Transcribe the entries below exactly.

# START OF DATA PROVIDED

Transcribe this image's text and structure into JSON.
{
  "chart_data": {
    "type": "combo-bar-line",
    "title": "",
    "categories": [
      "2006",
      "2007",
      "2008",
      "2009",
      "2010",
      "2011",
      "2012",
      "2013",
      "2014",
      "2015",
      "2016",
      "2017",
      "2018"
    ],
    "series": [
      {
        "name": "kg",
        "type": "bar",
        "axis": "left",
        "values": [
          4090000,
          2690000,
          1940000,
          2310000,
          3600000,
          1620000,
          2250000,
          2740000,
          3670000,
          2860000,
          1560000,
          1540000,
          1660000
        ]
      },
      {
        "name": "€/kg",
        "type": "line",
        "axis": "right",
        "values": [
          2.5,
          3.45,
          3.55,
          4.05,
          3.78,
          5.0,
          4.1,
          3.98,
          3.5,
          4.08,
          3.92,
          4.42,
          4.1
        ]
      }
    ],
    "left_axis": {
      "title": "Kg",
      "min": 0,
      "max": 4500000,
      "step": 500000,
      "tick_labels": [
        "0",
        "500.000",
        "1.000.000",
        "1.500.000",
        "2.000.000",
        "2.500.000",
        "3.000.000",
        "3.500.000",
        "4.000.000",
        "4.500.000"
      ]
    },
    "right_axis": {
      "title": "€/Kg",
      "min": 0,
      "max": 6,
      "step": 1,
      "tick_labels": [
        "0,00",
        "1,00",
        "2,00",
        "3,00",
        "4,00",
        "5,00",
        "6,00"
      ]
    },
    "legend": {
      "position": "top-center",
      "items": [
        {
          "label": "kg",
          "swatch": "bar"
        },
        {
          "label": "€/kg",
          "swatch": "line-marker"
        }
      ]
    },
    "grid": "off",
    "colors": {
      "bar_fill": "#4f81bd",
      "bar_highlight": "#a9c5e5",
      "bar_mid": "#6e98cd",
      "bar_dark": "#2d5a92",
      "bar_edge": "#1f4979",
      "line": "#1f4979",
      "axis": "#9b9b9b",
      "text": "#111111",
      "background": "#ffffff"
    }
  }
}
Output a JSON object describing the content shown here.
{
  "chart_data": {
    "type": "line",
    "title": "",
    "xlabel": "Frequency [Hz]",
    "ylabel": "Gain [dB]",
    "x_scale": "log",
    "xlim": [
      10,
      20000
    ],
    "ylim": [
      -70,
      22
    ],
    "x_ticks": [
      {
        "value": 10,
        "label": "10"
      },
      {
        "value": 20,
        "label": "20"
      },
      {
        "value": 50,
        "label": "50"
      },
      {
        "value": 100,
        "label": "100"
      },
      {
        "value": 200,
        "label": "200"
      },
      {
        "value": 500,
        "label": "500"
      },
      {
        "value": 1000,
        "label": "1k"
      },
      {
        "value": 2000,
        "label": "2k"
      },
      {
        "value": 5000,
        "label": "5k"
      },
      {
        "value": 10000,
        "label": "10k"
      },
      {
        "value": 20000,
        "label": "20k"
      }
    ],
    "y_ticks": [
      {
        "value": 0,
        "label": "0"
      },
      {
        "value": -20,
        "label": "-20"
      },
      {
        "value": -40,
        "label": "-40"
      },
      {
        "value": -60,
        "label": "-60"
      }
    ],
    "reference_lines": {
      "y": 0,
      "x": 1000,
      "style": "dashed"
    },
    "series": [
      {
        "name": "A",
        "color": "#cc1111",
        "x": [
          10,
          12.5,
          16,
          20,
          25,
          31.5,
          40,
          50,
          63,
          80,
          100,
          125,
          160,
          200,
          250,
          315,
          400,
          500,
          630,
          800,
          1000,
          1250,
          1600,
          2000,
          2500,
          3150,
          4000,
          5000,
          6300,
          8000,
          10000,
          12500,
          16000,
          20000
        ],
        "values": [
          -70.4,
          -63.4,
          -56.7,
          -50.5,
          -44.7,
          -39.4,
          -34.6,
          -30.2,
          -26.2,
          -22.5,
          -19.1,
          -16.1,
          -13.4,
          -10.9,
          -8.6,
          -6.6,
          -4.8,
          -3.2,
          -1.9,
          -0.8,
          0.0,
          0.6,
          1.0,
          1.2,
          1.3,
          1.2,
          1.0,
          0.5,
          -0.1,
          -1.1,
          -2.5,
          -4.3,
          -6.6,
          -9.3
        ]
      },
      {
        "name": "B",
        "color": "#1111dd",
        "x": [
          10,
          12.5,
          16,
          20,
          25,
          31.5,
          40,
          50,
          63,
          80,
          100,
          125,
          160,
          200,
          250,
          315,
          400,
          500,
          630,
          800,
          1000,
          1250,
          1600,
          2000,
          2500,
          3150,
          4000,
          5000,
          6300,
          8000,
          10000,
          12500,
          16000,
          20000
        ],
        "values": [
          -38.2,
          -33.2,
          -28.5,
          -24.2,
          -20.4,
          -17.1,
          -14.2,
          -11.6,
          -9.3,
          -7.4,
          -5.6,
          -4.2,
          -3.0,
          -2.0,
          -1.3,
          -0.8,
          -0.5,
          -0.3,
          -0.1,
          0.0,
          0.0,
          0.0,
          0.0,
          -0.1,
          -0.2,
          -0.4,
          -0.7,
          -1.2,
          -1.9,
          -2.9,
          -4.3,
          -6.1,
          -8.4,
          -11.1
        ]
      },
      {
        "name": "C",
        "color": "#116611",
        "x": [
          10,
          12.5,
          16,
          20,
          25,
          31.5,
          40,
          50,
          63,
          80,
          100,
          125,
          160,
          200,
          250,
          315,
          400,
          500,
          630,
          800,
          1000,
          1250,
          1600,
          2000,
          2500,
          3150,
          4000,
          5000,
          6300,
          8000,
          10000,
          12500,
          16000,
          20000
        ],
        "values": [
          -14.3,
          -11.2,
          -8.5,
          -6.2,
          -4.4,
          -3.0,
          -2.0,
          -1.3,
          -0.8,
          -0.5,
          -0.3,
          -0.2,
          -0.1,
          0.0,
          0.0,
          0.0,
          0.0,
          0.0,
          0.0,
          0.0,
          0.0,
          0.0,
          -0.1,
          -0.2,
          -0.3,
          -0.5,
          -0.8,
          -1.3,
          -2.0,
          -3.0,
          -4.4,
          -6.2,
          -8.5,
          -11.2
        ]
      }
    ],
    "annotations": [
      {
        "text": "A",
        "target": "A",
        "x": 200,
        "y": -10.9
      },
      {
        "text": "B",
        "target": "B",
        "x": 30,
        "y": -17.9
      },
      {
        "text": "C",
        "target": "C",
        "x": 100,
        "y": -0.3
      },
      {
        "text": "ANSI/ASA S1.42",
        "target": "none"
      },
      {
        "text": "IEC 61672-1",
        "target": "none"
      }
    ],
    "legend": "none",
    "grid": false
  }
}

# END OF DATA PROVIDED

== OUTPUT OF THE EXERCISE ==
Transcribe this image's text and structure into JSON.
{
  "chart_data": {
    "type": "combo-bar-line",
    "title": "",
    "categories": [
      "2006",
      "2007",
      "2008",
      "2009",
      "2010",
      "2011",
      "2012",
      "2013",
      "2014",
      "2015",
      "2016",
      "2017",
      "2018"
    ],
    "series": [
      {
        "name": "kg",
        "type": "bar",
        "axis": "left",
        "values": [
          4090000,
          2690000,
          1940000,
          2310000,
          3600000,
          1620000,
          2250000,
          2740000,
          3670000,
          2860000,
          1560000,
          1540000,
          1660000
        ]
      },
      {
        "name": "€/kg",
        "type": "line",
        "axis": "right",
        "values": [
          2.5,
          3.45,
          3.55,
          4.05,
          3.78,
          5.0,
          4.1,
          3.98,
          3.5,
          4.08,
          3.92,
          4.42,
          4.1
        ]
      }
    ],
    "left_axis": {
      "title": "Kg",
      "min": 0,
      "max": 4500000,
      "step": 500000,
      "tick_labels": [
        "0",
        "500.000",
        "1.000.000",
        "1.500.000",
        "2.000.000",
        "2.500.000",
        "3.000.000",
        "3.500.000",
        "4.000.000",
        "4.500.000"
      ]
    },
    "right_axis": {
      "title": "€/Kg",
      "min": 0,
      "max": 6,
      "step": 1,
      "tick_labels": [
        "0,00",
        "1,00",
        "2,00",
        "3,00",
        "4,00",
        "5,00",
        "6,00"
      ]
    },
    "legend": {
      "position": "top-center",
      "items": [
        {
          "label": "kg",
          "swatch": "bar"
        },
        {
          "label": "€/kg",
          "swatch": "line-marker"
        }
      ]
    },
    "grid": "off",
    "colors": {
      "bar_fill": "#4f81bd",
      "bar_highlight": "#a9c5e5",
      "bar_mid": "#6e98cd",
      "bar_dark": "#2d5a92",
      "bar_edge": "#1f4979",
      "line": "#1f4979",
      "axis": "#9b9b9b",
      "text": "#111111",
      "background": "#ffffff"
    }
  }
}
Output a JSON object describing the content shown here.
{
  "chart_data": {
    "type": "line",
    "title": "",
    "xlabel": "Frequency [Hz]",
    "ylabel": "Gain [dB]",
    "x_scale": "log",
    "xlim": [
      10,
      20000
    ],
    "ylim": [
      -70,
      22
    ],
    "x_ticks": [
      {
        "value": 10,
        "label": "10"
      },
      {
        "value": 20,
        "label": "20"
      },
      {
        "value": 50,
        "label": "50"
      },
      {
        "value": 100,
        "label": "100"
      },
      {
        "value": 200,
        "label": "200"
      },
      {
        "value": 500,
        "label": "500"
      },
      {
        "value": 1000,
        "label": "1k"
      },
      {
        "value": 2000,
        "label": "2k"
      },
      {
        "value": 5000,
        "label": "5k"
      },
      {
        "value": 10000,
        "label": "10k"
      },
      {
        "value": 20000,
        "label": "20k"
      }
    ],
    "y_ticks": [
      {
        "value": 0,
        "label": "0"
      },
      {
        "value": -20,
        "label": "-20"
      },
      {
        "value": -40,
        "label": "-40"
      },
      {
        "value": -60,
        "label": "-60"
      }
    ],
    "reference_lines": {
      "y": 0,
      "x": 1000,
      "style": "dashed"
    },
    "series": [
      {
        "name": "A",
        "color": "#cc1111",
        "x": [
          10,
          12.5,
          16,
          20,
          25,
          31.5,
          40,
          50,
          63,
          80,
          100,
          125,
          160,
          200,
          250,
          315,
          400,
          500,
          630,
          800,
          1000,
          1250,
          1600,
          2000,
          2500,
          3150,
          4000,
          5000,
          6300,
          8000,
          10000,
          12500,
          16000,
          20000
        ],
        "values": [
          -70.4,
          -63.4,
          -56.7,
          -50.5,
          -44.7,
          -39.4,
          -34.6,
          -30.2,
          -26.2,
          -22.5,
          -19.1,
          -16.1,
          -13.4,
          -10.9,
          -8.6,
          -6.6,
          -4.8,
          -3.2,
          -1.9,
          -0.8,
          0.0,
          0.6,
          1.0,
          1.2,
          1.3,
          1.2,
          1.0,
          0.5,
          -0.1,
          -1.1,
          -2.5,
          -4.3,
          -6.6,
          -9.3
        ]
      },
      {
        "name": "B",
        "color": "#1111dd",
        "x": [
          10,
          12.5,
          16,
          20,
          25,
          31.5,
          40,
          50,
          63,
          80,
          100,
          125,
          160,
          200,
          250,
          315,
          400,
          500,
          630,
          800,
          1000,
          1250,
          1600,
          2000,
          2500,
          3150,
          4000,
          5000,
          6300,
          8000,
          10000,
          12500,
          16000,
          20000
        ],
        "values": [
          -38.2,
          -33.2,
          -28.5,
          -24.2,
          -20.4,
          -17.1,
          -14.2,
          -11.6,
          -9.3,
          -7.4,
          -5.6,
          -4.2,
          -3.0,
          -2.0,
          -1.3,
          -0.8,
          -0.5,
          -0.3,
          -0.1,
          0.0,
          0.0,
          0.0,
          0.0,
          -0.1,
          -0.2,
          -0.4,
          -0.7,
          -1.2,
          -1.9,
          -2.9,
          -4.3,
          -6.1,
          -8.4,
          -11.1
        ]
      },
      {
        "name": "C",
        "color": "#116611",
        "x": [
          10,
          12.5,
          16,
          20,
          25,
          31.5,
          40,
          50,
          63,
          80,
          100,
          125,
          160,
          200,
          250,
          315,
          400,
          500,
          630,
          800,
          1000,
          1250,
          1600,
          2000,
          2500,
          3150,
          4000,
          5000,
          6300,
          8000,
          10000,
          12500,
          16000,
          20000
        ],
        "values": [
          -14.3,
          -11.2,
          -8.5,
          -6.2,
          -4.4,
          -3.0,
          -2.0,
          -1.3,
          -0.8,
          -0.5,
          -0.3,
          -0.2,
          -0.1,
          0.0,
          0.0,
          0.0,
          0.0,
          0.0,
          0.0,
          0.0,
          0.0,
          0.0,
          -0.1,
          -0.2,
          -0.3,
          -0.5,
          -0.8,
          -1.3,
          -2.0,
          -3.0,
          -4.4,
          -6.2,
          -8.5,
          -11.2
        ]
      }
    ],
    "annotations": [
      {
        "text": "A",
        "target": "A",
        "x": 200,
        "y": -10.9
      },
      {
        "text": "B",
        "target": "B",
        "x": 30,
        "y": -17.9
      },
      {
        "text": "C",
        "target": "C",
        "x": 100,
        "y": -0.3
      },
      {
        "text": "ANSI/ASA S1.42",
        "target": "none"
      },
      {
        "text": "IEC 61672-1",
        "target": "none"
      }
    ],
    "legend": "none",
    "grid": false
  }
}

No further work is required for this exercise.